WHAT IS EXPECTED:
Each entry below should be echoed exactly, with pictures omitted.

STORED DATA:

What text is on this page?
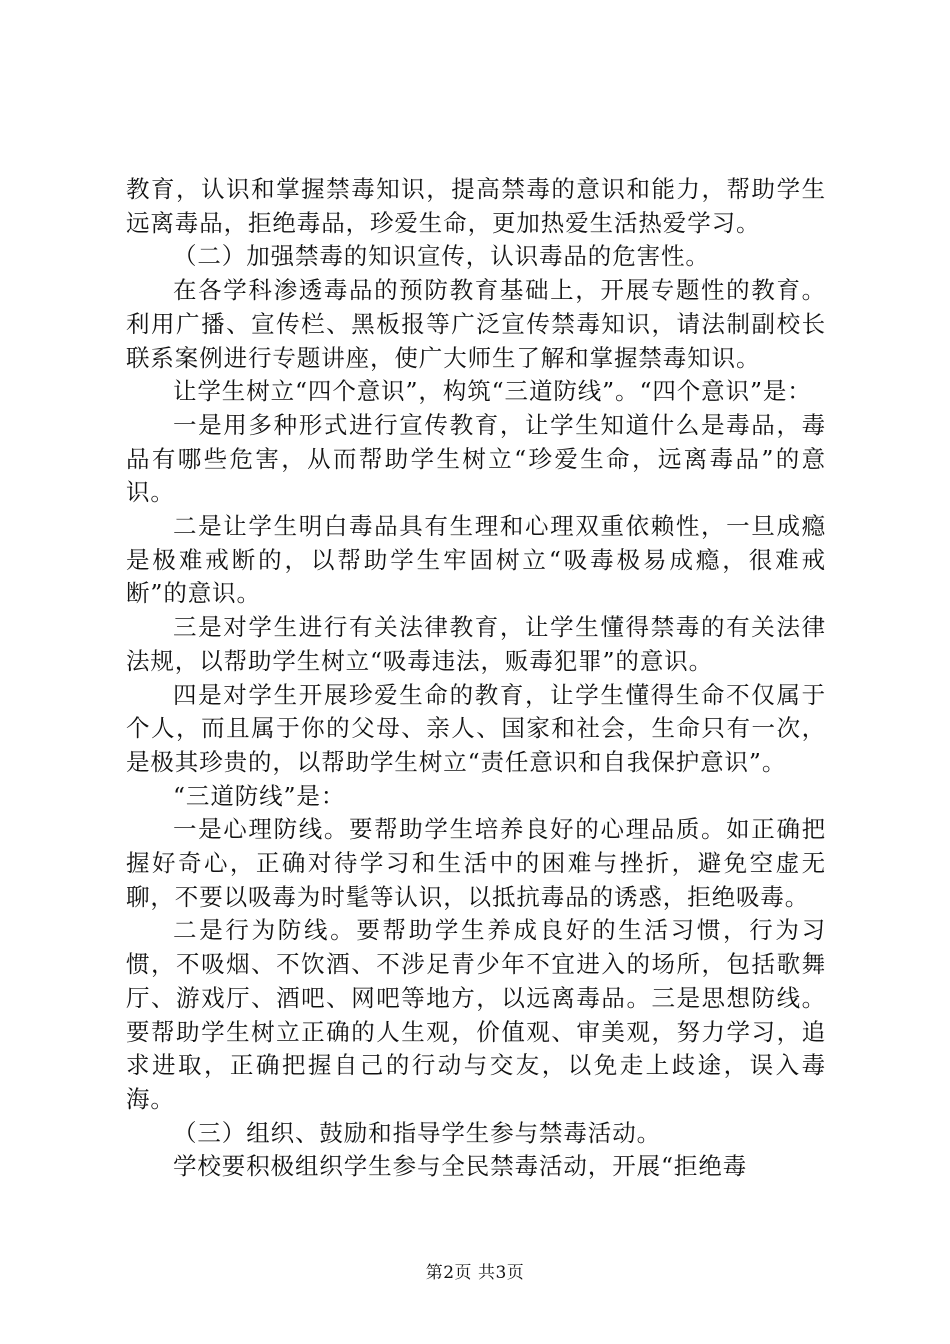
教育，认识和掌握禁毒知识，提高禁毒的意识和能力，帮助学生远离毒品，拒绝毒品，珍爱生命，更加热爱生活热爱学习。

（二）加强禁毒的知识宣传，认识毒品的危害性。

在各学科渗透毒品的预防教育基础上，开展专题性的教育。利用广播、宣传栏、黑板报等广泛宣传禁毒知识，请法制副校长联系案例进行专题讲座，使广大师生了解和掌握禁毒知识。

让学生树立“四个意识”，构筑“三道防线”。“四个意识”是：

一是用多种形式进行宣传教育，让学生知道什么是毒品，毒品有哪些危害，从而帮助学生树立“珍爱生命，远离毒品”的意识。

二是让学生明白毒品具有生理和心理双重依赖性，一旦成瘾是极难戒断的，以帮助学生牢固树立“吸毒极易成瘾，很难戒断”的意识。

三是对学生进行有关法律教育，让学生懂得禁毒的有关法律法规，以帮助学生树立“吸毒违法，贩毒犯罪”的意识。

四是对学生开展珍爱生命的教育，让学生懂得生命不仅属于个人，而且属于你的父母、亲人、国家和社会，生命只有一次，是极其珍贵的，以帮助学生树立“责任意识和自我保护意识”。

“三道防线”是：

一是心理防线。要帮助学生培养良好的心理品质。如正确把握好奇心，正确对待学习和生活中的困难与挫折，避免空虚无聊，不要以吸毒为时髦等认识，以抵抗毒品的诱惑，拒绝吸毒。

二是行为防线。要帮助学生养成良好的生活习惯，行为习惯，不吸烟、不饮酒、不涉足青少年不宜进入的场所，包括歌舞厅、游戏厅、酒吧、网吧等地方，以远离毒品。三是思想防线。要帮助学生树立正确的人生观，价值观、审美观，努力学习，追求进取，正确把握自己的行动与交友，以免走上歧途，误入毒海。

（三）组织、鼓励和指导学生参与禁毒活动。

学校要积极组织学生参与全民禁毒活动，开展“拒绝毒

第2页 共3页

COMPLETED EXERCISE:
What text is on this page?
教育，认识和掌握禁毒知识，提高禁毒的意识和能力，帮助学生远离毒品，拒绝毒品，珍爱生命，更加热爱生活热爱学习。

（二）加强禁毒的知识宣传，认识毒品的危害性。

在各学科渗透毒品的预防教育基础上，开展专题性的教育。利用广播、宣传栏、黑板报等广泛宣传禁毒知识，请法制副校长联系案例进行专题讲座，使广大师生了解和掌握禁毒知识。

让学生树立“四个意识”，构筑“三道防线”。“四个意识”是：

一是用多种形式进行宣传教育，让学生知道什么是毒品，毒品有哪些危害，从而帮助学生树立“珍爱生命，远离毒品”的意识。

二是让学生明白毒品具有生理和心理双重依赖性，一旦成瘾是极难戒断的，以帮助学生牢固树立“吸毒极易成瘾，很难戒断”的意识。

三是对学生进行有关法律教育，让学生懂得禁毒的有关法律法规，以帮助学生树立“吸毒违法，贩毒犯罪”的意识。

四是对学生开展珍爱生命的教育，让学生懂得生命不仅属于个人，而且属于你的父母、亲人、国家和社会，生命只有一次，是极其珍贵的，以帮助学生树立“责任意识和自我保护意识”。

“三道防线”是：

一是心理防线。要帮助学生培养良好的心理品质。如正确把握好奇心，正确对待学习和生活中的困难与挫折，避免空虚无聊，不要以吸毒为时髦等认识，以抵抗毒品的诱惑，拒绝吸毒。

二是行为防线。要帮助学生养成良好的生活习惯，行为习惯，不吸烟、不饮酒、不涉足青少年不宜进入的场所，包括歌舞厅、游戏厅、酒吧、网吧等地方，以远离毒品。三是思想防线。要帮助学生树立正确的人生观，价值观、审美观，努力学习，追求进取，正确把握自己的行动与交友，以免走上歧途，误入毒海。

（三）组织、鼓励和指导学生参与禁毒活动。

学校要积极组织学生参与全民禁毒活动，开展“拒绝毒

第2页 共3页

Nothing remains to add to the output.